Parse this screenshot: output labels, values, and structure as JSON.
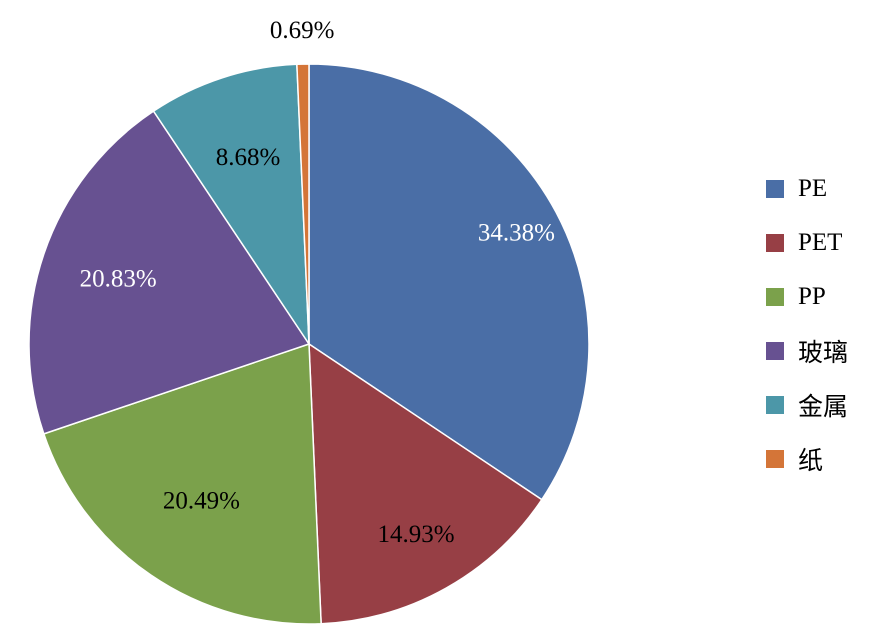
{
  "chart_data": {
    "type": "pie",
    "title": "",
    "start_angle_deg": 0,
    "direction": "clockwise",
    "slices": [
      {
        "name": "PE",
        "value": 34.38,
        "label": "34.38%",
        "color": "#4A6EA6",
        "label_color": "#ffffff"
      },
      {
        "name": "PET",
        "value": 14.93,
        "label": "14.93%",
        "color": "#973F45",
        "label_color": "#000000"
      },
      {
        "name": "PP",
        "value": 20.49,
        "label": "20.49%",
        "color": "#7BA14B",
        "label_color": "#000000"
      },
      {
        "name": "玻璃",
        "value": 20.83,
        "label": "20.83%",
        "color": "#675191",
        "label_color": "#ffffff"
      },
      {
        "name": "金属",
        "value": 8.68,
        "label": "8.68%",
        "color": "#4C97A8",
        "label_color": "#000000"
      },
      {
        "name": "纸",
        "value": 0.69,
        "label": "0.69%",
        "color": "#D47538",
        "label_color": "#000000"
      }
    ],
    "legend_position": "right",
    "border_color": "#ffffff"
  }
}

= = = =

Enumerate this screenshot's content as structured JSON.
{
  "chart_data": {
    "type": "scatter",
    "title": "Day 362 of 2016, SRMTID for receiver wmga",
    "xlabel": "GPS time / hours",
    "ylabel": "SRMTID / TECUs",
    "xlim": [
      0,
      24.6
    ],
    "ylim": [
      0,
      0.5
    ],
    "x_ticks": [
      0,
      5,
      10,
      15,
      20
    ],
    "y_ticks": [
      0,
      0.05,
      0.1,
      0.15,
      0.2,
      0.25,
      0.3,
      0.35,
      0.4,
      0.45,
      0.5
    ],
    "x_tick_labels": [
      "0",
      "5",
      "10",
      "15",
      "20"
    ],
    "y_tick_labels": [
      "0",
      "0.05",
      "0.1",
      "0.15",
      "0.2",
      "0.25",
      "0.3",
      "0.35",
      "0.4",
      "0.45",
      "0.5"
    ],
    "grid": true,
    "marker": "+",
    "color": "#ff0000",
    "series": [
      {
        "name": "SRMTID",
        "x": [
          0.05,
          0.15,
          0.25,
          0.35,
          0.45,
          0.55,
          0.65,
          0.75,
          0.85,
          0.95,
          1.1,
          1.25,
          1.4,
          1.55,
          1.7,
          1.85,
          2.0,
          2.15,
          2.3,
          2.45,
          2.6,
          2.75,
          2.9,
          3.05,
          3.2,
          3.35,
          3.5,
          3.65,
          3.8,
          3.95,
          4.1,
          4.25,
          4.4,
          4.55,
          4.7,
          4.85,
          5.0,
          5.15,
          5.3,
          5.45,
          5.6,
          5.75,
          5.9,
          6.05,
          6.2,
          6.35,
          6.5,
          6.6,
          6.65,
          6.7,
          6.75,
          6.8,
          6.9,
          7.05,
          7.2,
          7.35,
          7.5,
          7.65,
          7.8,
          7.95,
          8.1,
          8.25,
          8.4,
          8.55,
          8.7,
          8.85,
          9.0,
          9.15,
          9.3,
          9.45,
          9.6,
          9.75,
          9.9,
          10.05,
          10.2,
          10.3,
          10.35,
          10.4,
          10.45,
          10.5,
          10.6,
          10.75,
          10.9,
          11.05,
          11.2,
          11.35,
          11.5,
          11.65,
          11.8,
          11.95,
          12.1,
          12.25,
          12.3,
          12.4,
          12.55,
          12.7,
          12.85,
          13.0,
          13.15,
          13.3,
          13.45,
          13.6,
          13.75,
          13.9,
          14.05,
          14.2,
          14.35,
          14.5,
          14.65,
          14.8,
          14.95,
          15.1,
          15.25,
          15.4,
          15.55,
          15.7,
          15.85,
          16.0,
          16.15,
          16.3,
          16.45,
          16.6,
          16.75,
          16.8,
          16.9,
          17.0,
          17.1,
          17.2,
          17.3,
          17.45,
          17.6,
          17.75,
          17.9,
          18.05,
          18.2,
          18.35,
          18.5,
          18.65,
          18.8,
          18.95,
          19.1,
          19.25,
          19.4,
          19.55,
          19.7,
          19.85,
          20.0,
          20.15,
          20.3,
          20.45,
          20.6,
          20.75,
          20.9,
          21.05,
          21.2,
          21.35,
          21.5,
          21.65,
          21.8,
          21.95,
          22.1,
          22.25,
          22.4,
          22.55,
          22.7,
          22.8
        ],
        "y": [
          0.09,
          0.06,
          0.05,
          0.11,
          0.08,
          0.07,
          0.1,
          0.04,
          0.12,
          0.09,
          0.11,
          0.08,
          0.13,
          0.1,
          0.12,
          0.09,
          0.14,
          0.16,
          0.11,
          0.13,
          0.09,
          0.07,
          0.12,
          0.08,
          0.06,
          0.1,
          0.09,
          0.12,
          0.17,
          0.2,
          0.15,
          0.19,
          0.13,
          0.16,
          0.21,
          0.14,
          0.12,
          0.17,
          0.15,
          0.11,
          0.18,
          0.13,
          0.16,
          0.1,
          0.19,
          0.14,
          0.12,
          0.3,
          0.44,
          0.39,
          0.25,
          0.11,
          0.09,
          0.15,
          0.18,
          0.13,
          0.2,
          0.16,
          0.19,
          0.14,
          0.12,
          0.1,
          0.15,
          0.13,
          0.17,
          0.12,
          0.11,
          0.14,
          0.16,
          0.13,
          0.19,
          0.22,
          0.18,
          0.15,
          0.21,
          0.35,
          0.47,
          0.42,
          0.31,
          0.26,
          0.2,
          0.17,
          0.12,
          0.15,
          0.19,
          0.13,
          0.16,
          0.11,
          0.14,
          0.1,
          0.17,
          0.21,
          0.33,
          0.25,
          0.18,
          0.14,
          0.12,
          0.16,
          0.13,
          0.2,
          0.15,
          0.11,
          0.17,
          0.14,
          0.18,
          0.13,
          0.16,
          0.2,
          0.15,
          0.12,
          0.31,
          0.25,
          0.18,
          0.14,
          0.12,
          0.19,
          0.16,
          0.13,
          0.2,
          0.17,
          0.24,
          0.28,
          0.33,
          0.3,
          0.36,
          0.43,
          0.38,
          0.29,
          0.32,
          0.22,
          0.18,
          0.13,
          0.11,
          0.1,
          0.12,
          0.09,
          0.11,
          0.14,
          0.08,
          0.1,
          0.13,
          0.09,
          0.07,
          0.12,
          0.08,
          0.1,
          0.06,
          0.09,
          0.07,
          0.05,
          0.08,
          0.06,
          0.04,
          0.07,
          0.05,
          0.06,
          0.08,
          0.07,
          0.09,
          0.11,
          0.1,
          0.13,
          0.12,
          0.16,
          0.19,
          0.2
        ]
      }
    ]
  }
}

= = = =

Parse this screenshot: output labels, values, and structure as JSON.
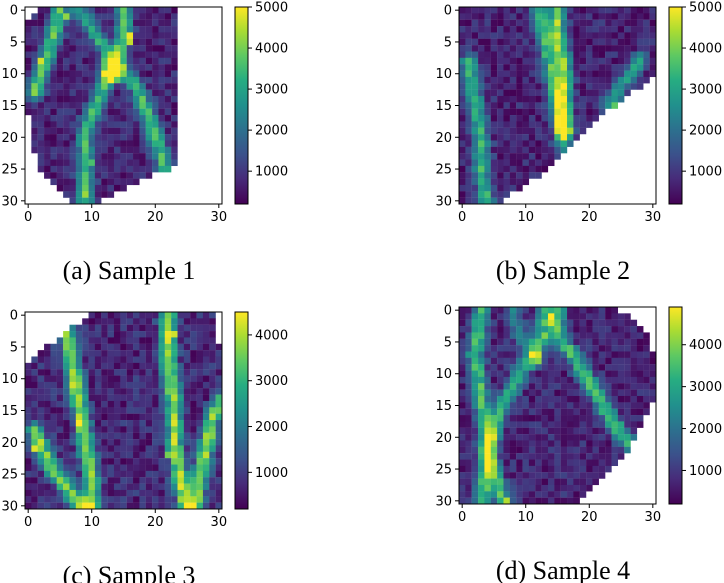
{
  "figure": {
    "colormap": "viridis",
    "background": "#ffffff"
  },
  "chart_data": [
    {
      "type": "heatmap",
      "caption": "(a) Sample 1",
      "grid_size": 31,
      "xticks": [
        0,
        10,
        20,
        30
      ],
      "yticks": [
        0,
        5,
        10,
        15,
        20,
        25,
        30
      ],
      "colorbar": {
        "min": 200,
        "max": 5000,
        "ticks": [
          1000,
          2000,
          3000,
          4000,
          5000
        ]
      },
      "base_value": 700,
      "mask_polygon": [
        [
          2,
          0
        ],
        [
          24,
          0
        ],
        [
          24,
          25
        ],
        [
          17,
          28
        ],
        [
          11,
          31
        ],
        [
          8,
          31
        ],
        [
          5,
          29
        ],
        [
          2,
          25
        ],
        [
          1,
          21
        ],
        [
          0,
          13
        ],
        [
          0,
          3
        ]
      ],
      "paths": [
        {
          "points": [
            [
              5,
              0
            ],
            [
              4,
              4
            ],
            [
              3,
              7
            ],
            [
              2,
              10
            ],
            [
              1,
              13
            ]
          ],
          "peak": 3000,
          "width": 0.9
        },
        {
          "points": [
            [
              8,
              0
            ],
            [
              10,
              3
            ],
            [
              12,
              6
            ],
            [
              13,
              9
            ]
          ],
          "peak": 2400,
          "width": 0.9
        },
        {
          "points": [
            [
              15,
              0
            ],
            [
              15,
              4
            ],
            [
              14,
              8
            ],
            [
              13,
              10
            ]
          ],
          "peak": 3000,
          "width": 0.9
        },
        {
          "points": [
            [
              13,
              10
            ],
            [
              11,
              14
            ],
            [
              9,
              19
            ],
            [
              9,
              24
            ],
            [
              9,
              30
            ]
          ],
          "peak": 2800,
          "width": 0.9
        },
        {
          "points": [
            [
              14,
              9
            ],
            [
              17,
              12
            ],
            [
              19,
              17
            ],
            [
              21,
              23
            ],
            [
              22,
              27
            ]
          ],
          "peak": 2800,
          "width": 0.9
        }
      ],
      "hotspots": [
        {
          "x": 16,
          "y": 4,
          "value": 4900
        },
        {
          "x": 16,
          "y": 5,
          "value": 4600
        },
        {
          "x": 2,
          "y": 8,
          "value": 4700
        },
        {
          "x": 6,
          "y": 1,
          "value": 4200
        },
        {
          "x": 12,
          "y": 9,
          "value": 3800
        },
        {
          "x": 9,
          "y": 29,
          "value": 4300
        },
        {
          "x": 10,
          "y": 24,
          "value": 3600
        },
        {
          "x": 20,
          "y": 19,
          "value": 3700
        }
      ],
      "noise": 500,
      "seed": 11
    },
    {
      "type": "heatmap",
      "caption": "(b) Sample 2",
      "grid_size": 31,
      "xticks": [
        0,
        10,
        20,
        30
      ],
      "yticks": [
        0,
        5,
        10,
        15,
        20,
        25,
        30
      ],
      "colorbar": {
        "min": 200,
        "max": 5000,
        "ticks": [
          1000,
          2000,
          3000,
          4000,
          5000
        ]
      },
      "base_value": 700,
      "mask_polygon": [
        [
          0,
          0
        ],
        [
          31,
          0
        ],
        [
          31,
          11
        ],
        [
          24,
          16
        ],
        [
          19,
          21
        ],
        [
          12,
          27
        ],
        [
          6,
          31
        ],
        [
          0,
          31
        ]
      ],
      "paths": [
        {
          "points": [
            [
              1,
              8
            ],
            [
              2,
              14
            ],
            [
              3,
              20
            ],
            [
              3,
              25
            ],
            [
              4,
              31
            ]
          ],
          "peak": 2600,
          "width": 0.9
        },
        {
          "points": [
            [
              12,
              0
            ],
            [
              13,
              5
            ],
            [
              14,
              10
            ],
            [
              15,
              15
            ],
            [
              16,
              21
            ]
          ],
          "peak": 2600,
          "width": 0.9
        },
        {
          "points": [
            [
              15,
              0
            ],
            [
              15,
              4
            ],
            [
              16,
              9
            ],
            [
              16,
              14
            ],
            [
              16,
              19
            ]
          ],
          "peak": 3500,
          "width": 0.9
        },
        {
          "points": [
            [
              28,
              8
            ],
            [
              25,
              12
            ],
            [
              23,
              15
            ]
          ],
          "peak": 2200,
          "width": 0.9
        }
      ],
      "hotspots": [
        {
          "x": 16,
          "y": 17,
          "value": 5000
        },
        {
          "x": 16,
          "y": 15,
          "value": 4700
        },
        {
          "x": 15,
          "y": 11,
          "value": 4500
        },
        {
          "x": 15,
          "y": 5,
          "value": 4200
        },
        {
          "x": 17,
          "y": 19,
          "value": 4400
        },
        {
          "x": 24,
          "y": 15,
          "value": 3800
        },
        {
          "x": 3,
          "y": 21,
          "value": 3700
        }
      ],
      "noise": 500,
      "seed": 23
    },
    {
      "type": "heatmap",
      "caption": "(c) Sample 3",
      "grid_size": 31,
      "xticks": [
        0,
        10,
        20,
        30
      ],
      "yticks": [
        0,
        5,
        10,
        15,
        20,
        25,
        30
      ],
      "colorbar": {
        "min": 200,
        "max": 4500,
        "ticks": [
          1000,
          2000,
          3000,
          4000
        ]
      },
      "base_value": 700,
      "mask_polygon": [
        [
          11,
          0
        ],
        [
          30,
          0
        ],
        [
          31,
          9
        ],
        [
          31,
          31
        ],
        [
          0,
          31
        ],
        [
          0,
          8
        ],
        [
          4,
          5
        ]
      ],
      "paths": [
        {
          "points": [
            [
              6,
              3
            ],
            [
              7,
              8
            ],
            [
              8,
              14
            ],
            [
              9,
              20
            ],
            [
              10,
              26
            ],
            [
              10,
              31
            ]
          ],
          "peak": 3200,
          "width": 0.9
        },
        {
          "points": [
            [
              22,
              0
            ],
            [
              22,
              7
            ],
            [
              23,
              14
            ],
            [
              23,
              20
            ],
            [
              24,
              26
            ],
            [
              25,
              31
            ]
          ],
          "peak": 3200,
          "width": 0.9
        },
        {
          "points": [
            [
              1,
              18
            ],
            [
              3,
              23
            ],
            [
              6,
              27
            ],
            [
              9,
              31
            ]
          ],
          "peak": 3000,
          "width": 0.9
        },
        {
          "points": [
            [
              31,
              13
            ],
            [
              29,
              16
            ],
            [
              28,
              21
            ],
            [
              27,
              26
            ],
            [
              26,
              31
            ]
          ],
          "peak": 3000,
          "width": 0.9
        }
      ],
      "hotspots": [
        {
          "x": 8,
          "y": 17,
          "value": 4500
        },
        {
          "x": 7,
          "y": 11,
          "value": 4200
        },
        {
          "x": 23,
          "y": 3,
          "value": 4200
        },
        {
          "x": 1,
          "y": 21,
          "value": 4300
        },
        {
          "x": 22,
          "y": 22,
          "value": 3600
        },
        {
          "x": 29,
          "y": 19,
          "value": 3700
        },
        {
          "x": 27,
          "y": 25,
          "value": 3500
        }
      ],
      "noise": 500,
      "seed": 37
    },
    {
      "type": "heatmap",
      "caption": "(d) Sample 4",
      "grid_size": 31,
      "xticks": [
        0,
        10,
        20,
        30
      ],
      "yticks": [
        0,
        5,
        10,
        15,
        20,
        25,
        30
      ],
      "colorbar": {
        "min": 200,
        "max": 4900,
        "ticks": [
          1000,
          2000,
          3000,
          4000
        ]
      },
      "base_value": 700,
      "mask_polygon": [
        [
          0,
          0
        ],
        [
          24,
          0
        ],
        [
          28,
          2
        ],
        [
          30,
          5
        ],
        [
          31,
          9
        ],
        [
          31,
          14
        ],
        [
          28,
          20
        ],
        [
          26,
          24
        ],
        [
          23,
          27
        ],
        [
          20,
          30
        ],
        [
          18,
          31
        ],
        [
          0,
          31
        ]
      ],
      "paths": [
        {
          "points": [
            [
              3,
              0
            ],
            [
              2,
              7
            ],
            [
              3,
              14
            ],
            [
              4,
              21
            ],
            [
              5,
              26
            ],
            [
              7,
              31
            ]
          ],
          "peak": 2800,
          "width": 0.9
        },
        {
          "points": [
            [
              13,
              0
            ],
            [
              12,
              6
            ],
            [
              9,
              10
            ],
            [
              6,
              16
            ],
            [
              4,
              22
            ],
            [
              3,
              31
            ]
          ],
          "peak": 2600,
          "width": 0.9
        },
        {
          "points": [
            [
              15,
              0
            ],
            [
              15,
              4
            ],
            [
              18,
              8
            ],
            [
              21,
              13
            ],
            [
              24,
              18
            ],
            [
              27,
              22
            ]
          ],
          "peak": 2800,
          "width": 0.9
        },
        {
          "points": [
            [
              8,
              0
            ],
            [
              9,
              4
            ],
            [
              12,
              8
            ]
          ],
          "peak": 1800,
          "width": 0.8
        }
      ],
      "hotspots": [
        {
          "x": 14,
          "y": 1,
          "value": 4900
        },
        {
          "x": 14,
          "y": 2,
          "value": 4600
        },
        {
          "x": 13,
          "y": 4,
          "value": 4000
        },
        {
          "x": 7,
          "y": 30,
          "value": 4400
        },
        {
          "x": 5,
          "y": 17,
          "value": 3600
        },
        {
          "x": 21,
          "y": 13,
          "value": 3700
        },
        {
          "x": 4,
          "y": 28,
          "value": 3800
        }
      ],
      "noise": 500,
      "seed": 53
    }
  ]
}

= = = =

:: Task directions ::
In the entries above, find lines with "name" and copy each.

:: Output ::
        "name": "PE",
        "name": "PET",
        "name": "PP",
        "name": "玻璃",
        "name": "金属",
        "name": "纸",
        "name": "SRMTID",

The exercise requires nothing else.